▶ [GIVEN EXERCISE]
Copy out the lines in the records below verbatim, starting with the line that contains "x-tick-label: Jun <box>462 367 485 382</box>" and continuing through the line that contains "price-point <box>661 68 669 76</box>", with both included.

Layout annotation records:
-- -- --
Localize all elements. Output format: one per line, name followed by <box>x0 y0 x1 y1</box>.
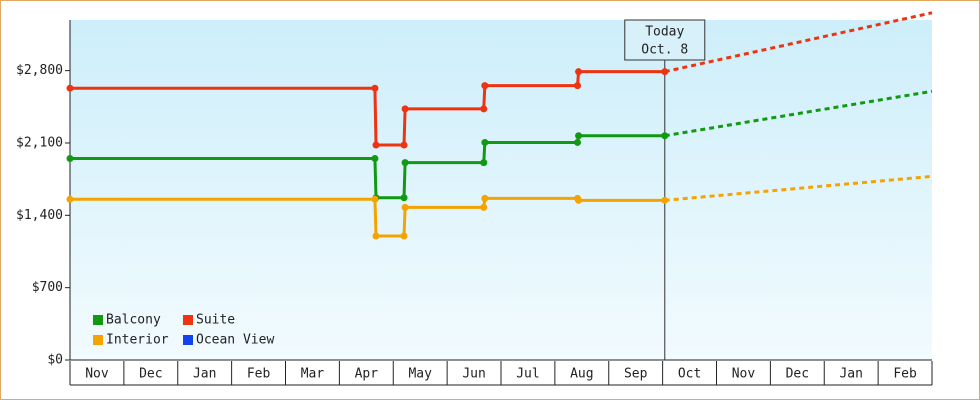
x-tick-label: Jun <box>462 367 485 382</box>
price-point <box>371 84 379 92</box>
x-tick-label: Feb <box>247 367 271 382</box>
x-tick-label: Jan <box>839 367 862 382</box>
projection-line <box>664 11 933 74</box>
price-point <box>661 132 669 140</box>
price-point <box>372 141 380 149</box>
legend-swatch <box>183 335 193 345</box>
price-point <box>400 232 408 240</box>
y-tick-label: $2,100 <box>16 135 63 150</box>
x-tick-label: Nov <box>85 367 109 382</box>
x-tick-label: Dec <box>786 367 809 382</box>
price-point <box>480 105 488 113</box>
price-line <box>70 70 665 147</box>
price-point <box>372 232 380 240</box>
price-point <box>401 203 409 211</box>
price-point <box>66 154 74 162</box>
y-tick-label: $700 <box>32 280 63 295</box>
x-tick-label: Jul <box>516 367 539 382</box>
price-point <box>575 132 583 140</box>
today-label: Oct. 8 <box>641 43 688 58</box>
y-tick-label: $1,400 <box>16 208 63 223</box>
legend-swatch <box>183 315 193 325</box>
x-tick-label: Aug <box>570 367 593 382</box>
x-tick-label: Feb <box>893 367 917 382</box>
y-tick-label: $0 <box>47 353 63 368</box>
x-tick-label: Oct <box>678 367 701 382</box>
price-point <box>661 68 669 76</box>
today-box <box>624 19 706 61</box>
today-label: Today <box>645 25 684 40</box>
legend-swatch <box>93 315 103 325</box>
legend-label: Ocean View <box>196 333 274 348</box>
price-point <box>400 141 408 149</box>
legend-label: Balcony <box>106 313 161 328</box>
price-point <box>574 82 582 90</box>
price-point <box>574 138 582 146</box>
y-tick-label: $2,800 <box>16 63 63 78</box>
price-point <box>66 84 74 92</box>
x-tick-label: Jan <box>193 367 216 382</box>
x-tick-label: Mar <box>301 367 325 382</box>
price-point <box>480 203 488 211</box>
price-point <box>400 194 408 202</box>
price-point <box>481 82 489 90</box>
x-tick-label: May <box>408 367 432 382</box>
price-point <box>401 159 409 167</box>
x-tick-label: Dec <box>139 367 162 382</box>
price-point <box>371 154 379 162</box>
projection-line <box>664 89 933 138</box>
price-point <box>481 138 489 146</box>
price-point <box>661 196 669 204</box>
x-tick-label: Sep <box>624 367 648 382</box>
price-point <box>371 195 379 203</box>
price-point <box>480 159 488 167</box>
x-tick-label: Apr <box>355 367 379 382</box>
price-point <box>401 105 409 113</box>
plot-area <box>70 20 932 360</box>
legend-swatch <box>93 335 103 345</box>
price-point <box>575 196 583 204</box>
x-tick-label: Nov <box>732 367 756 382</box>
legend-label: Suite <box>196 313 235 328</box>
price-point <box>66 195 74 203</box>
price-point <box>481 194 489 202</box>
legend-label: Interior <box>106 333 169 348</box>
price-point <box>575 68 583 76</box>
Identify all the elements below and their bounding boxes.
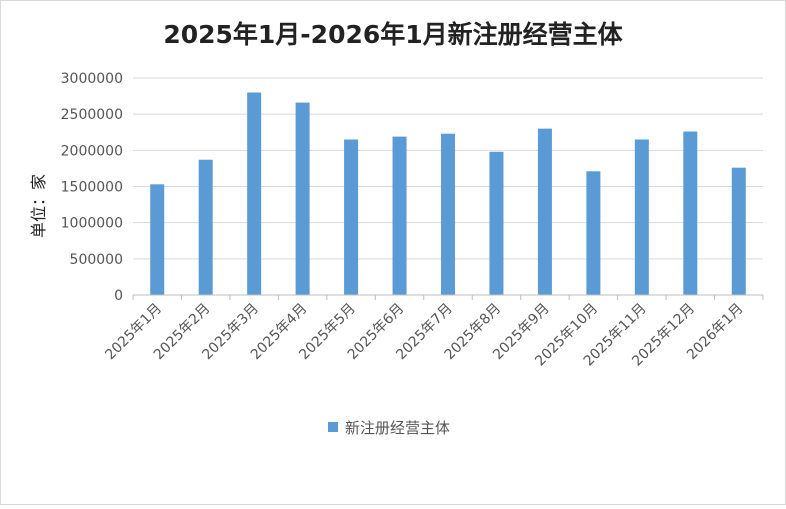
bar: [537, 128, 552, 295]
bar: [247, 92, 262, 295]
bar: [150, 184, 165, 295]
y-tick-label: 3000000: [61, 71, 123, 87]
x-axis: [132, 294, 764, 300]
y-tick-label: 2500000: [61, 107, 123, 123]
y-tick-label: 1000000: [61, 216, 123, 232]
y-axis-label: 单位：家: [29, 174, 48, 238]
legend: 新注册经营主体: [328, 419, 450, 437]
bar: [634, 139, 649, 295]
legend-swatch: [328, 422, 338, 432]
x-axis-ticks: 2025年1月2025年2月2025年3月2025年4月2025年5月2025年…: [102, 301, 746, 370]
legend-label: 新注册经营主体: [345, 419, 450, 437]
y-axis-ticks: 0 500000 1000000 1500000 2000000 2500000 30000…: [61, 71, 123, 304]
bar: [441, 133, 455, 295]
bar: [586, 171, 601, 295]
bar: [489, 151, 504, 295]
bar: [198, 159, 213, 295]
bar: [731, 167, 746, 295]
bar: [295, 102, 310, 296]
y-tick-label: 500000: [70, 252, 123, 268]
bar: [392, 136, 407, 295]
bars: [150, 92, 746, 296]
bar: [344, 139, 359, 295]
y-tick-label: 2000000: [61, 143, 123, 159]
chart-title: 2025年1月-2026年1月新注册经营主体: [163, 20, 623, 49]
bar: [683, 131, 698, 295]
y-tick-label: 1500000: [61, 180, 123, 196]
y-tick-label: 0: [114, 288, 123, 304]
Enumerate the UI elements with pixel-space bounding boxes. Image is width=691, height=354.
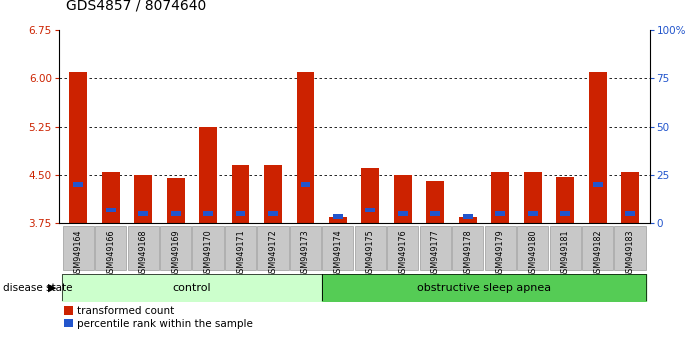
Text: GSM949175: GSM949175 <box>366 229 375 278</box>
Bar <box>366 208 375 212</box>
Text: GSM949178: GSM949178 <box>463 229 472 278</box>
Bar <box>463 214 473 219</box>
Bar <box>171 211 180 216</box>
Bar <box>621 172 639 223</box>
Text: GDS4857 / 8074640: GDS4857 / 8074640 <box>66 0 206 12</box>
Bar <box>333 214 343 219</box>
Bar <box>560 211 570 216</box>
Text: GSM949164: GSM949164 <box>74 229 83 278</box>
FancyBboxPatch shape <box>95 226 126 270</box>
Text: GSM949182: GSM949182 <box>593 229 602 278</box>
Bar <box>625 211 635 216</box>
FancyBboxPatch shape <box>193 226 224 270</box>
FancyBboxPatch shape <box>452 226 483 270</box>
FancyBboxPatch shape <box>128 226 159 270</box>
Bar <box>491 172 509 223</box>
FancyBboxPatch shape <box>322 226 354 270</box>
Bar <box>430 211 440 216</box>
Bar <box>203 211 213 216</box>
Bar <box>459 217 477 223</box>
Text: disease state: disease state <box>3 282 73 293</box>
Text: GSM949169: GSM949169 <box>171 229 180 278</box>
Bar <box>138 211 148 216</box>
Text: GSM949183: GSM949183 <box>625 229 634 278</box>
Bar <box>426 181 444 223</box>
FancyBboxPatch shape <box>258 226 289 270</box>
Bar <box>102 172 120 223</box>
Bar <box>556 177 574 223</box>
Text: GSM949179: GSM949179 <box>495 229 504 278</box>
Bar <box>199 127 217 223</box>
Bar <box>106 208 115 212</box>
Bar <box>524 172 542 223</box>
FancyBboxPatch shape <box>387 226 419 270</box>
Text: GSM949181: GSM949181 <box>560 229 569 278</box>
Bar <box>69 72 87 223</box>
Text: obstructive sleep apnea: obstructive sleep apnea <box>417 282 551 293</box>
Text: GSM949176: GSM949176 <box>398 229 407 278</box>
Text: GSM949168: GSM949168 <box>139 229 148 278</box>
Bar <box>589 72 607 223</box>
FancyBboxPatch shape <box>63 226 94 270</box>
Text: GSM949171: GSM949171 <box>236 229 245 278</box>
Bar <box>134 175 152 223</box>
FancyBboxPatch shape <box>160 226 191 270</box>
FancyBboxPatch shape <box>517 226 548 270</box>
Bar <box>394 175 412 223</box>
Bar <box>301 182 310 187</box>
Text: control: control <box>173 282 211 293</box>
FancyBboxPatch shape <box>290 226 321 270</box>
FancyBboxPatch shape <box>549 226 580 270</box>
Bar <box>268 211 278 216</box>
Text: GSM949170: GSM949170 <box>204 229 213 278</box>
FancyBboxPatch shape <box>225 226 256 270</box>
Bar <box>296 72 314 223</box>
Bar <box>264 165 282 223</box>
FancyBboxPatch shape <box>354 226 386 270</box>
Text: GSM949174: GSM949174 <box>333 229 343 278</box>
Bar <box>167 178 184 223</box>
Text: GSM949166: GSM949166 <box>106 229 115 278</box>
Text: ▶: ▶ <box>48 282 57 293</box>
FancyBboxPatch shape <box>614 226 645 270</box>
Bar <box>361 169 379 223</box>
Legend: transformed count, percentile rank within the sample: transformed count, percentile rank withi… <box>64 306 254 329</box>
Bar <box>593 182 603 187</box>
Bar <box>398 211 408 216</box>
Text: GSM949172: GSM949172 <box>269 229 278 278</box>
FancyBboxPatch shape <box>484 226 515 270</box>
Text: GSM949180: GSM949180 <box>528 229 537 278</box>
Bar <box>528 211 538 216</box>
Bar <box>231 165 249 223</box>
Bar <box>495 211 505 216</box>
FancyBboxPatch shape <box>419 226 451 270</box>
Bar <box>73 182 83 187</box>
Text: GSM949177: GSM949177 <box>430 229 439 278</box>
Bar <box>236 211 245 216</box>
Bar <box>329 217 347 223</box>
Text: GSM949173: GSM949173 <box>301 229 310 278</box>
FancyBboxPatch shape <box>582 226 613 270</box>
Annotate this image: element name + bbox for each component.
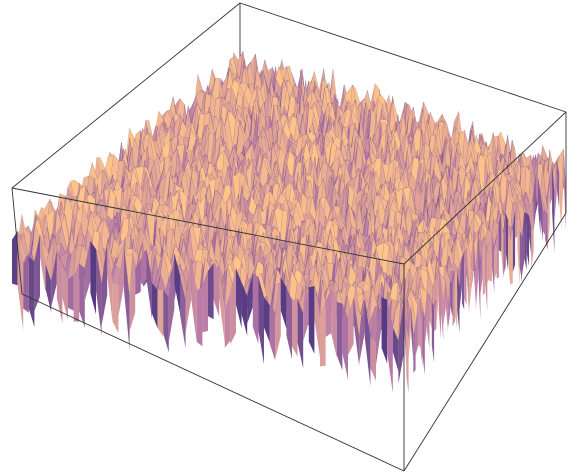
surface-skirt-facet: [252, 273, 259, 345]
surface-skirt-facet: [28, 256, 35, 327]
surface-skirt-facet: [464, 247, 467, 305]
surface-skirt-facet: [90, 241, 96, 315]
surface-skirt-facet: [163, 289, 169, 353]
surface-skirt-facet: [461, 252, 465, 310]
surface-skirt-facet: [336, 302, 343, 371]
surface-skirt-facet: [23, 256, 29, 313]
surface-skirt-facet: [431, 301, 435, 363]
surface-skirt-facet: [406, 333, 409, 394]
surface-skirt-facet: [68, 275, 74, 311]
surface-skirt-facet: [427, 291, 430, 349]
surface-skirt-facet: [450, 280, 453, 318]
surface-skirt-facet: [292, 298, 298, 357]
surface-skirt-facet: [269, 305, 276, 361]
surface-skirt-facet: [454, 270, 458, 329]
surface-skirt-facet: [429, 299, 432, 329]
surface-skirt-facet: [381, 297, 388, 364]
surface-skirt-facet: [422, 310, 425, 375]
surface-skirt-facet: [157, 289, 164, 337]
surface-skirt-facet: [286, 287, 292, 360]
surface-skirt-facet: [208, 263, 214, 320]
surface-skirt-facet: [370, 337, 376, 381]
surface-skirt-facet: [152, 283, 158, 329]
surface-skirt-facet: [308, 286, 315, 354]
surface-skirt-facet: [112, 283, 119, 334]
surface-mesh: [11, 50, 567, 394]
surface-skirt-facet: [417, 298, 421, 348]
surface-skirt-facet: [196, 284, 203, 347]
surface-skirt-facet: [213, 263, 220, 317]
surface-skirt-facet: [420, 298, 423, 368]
-- -- --
▶ [TASK RESULT]
x-tick-label: Jun <box>462 367 485 382</box>
price-point <box>371 84 379 92</box>
x-tick-label: Feb <box>247 367 271 382</box>
x-tick-label: Jan <box>839 367 862 382</box>
projection-line <box>664 11 933 74</box>
price-point <box>661 132 669 140</box>
price-point <box>372 141 380 149</box>
legend-swatch <box>183 335 193 345</box>
price-point <box>400 232 408 240</box>
y-tick-label: $2,100 <box>16 135 63 150</box>
x-tick-label: Nov <box>85 367 109 382</box>
x-tick-label: Dec <box>786 367 809 382</box>
price-point <box>480 105 488 113</box>
price-line <box>70 70 665 147</box>
price-point <box>372 232 380 240</box>
price-point <box>401 203 409 211</box>
price-point <box>66 154 74 162</box>
y-tick-label: $700 <box>32 280 63 295</box>
x-tick-label: Jul <box>516 367 539 382</box>
price-point <box>575 132 583 140</box>
today-label: Oct. 8 <box>641 43 688 58</box>
y-tick-label: $1,400 <box>16 208 63 223</box>
legend-swatch <box>183 315 193 325</box>
x-tick-label: Aug <box>570 367 593 382</box>
x-tick-label: Feb <box>893 367 917 382</box>
y-tick-label: $0 <box>47 353 63 368</box>
x-tick-label: Oct <box>678 367 701 382</box>
price-point <box>661 68 669 76</box>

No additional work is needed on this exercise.